* START DATA RECORDS *

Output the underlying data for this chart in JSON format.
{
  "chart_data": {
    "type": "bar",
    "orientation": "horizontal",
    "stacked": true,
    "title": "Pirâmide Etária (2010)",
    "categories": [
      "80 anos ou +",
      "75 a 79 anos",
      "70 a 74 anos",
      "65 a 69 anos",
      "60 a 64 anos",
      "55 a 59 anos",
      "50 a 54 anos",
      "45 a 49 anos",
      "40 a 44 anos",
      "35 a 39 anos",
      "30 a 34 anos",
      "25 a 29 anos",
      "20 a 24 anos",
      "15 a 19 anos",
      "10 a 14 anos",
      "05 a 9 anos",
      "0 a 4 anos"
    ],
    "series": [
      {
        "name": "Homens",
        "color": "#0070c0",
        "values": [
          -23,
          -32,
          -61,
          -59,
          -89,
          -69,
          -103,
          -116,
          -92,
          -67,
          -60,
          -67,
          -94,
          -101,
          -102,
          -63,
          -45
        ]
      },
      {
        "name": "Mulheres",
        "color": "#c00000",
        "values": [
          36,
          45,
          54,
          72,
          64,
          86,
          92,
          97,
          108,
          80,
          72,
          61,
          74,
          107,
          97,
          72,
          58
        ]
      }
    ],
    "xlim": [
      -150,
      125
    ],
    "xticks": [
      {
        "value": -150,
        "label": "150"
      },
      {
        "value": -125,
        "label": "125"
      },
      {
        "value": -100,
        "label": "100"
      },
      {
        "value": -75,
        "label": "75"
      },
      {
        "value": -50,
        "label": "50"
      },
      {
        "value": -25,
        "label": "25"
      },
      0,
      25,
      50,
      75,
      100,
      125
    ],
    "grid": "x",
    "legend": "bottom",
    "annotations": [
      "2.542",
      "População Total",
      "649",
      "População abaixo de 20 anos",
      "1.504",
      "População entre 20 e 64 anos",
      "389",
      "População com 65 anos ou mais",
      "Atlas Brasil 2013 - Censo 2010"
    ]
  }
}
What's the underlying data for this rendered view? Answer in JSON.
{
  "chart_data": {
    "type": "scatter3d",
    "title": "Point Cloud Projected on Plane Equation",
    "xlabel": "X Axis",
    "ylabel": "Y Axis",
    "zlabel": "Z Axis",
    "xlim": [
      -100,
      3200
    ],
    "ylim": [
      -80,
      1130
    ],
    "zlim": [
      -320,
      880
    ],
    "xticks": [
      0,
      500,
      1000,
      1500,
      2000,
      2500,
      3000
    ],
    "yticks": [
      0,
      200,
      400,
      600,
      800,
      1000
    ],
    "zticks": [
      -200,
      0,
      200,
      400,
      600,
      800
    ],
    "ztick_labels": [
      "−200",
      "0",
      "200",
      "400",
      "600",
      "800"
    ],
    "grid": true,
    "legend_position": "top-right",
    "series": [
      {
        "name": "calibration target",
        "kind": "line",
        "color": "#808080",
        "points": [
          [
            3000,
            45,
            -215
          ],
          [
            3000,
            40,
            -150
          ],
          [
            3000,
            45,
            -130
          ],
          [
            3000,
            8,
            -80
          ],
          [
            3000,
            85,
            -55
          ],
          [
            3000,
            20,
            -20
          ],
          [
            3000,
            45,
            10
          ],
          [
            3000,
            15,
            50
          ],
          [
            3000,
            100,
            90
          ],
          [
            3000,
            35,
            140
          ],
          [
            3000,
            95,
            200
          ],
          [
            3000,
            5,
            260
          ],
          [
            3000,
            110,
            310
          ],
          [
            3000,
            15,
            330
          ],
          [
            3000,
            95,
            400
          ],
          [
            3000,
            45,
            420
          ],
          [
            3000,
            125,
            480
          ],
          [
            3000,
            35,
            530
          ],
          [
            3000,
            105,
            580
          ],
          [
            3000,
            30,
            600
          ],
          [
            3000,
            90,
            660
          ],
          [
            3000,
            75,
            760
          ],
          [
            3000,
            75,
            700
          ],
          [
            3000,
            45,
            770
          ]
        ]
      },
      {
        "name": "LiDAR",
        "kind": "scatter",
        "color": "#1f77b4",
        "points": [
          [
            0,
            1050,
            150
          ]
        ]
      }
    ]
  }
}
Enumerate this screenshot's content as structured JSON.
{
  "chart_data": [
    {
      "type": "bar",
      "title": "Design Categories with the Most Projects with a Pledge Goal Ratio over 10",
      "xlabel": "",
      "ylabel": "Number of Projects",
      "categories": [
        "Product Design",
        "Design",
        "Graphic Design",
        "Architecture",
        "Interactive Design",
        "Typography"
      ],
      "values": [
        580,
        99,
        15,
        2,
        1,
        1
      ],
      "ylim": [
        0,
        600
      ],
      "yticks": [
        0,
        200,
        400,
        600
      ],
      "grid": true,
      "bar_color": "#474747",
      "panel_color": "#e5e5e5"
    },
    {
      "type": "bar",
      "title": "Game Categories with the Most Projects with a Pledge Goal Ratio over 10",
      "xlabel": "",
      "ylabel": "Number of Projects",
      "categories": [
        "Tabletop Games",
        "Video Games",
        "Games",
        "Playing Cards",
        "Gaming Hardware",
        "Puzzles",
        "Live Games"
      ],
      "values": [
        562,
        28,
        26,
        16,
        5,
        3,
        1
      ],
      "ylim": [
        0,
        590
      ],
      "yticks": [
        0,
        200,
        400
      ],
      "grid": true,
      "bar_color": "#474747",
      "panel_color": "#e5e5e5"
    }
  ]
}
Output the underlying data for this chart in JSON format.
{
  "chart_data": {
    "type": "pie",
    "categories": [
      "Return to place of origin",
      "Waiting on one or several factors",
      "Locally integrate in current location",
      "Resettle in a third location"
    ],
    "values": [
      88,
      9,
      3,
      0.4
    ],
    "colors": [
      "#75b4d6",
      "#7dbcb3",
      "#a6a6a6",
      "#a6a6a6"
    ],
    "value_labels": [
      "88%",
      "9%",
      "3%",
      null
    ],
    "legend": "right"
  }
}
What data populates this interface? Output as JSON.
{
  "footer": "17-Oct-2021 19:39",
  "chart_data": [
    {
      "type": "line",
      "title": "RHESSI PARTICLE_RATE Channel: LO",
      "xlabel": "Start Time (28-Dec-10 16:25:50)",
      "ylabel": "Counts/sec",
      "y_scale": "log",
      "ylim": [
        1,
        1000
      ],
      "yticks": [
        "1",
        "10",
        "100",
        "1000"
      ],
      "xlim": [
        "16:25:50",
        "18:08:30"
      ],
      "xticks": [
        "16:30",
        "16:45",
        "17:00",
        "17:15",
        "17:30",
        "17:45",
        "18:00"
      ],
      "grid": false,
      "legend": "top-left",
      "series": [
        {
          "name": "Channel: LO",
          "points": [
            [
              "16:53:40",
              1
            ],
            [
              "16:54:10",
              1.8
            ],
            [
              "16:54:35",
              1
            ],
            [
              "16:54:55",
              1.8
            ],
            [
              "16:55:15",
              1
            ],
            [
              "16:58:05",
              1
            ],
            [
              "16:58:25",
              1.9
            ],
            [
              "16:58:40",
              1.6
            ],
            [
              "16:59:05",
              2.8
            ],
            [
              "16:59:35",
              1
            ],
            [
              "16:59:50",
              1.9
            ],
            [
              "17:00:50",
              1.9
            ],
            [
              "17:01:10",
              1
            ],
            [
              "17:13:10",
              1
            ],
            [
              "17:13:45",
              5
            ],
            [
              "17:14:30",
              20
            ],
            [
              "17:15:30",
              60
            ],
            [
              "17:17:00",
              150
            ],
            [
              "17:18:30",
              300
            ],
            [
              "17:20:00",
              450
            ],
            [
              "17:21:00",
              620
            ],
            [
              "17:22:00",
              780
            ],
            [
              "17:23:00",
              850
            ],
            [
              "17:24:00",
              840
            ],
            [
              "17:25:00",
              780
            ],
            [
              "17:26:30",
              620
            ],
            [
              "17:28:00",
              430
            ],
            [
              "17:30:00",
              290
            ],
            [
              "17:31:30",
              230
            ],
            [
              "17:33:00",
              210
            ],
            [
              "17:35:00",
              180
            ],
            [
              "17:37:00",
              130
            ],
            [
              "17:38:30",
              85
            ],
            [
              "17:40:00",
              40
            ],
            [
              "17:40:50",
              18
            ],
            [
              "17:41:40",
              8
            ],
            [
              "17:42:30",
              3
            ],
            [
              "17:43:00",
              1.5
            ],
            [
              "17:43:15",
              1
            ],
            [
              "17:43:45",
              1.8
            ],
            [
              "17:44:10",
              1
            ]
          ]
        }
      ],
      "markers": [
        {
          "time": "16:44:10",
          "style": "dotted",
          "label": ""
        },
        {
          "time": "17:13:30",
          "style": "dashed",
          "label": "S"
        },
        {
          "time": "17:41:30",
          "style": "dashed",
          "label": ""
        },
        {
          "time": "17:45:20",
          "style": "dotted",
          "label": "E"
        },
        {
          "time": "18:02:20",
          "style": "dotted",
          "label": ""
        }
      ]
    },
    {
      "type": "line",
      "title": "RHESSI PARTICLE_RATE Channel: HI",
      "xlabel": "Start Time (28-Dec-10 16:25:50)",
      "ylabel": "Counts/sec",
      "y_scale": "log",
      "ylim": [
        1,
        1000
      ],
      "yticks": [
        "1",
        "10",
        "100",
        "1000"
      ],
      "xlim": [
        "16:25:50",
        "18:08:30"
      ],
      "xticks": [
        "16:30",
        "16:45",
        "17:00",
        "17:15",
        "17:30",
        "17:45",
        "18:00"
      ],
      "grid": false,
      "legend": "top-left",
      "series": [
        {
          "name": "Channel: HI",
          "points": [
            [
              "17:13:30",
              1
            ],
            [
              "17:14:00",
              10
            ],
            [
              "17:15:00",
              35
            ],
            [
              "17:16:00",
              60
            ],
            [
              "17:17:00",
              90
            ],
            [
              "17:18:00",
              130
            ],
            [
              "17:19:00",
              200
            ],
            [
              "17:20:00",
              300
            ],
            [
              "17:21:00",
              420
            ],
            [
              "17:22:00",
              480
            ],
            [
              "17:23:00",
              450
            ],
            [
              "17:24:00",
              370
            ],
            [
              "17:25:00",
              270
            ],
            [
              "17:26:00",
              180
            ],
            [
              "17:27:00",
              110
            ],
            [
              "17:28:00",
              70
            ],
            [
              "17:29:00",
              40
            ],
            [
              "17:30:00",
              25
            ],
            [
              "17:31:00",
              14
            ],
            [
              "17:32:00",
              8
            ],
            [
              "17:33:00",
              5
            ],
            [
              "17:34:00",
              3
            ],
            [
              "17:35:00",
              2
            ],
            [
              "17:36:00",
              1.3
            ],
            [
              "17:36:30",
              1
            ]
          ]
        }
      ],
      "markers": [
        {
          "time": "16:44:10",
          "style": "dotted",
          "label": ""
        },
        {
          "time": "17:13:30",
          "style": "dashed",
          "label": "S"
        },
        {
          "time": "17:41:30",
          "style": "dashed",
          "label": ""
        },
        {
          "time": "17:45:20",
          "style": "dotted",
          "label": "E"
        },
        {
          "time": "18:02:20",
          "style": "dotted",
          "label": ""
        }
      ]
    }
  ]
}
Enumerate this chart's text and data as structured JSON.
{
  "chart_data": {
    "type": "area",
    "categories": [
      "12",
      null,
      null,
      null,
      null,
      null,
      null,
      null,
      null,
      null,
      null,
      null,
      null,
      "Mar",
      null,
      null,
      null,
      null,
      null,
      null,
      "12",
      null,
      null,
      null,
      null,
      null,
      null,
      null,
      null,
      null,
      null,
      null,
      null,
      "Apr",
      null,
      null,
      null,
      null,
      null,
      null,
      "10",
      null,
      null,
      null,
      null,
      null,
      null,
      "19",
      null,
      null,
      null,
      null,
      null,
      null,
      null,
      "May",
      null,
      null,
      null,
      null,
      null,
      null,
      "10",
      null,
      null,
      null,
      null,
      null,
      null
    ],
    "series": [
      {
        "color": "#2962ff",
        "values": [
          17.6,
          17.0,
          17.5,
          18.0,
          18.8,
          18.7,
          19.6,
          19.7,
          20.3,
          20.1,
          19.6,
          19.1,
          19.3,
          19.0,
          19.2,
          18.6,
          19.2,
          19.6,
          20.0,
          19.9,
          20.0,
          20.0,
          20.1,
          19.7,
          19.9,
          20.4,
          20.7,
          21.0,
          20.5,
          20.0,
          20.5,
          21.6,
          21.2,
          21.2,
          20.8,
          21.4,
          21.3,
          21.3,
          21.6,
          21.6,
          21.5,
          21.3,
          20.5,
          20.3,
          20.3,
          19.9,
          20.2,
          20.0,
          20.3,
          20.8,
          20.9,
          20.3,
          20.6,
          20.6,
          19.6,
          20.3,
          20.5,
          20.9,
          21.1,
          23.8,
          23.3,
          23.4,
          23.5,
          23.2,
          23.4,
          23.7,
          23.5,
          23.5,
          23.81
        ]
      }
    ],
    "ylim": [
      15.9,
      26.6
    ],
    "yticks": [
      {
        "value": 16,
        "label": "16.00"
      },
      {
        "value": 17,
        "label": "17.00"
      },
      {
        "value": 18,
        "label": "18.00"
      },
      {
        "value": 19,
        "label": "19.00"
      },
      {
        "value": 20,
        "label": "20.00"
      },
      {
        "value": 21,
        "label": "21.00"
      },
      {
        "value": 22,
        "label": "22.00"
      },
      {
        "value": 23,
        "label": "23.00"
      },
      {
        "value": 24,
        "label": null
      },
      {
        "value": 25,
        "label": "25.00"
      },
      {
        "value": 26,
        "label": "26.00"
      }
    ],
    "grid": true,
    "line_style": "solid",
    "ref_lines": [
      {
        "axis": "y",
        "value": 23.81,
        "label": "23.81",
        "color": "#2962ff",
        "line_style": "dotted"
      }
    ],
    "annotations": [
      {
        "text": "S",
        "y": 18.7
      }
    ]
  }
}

* END DATA RECORDS *

**GOAL:** Find each line with the string "What" and copy it out.

**REPLY TO THE TASK:**
What's the underlying data for this rendered view? Answer in JSON.
What data populates this interface? Output as JSON.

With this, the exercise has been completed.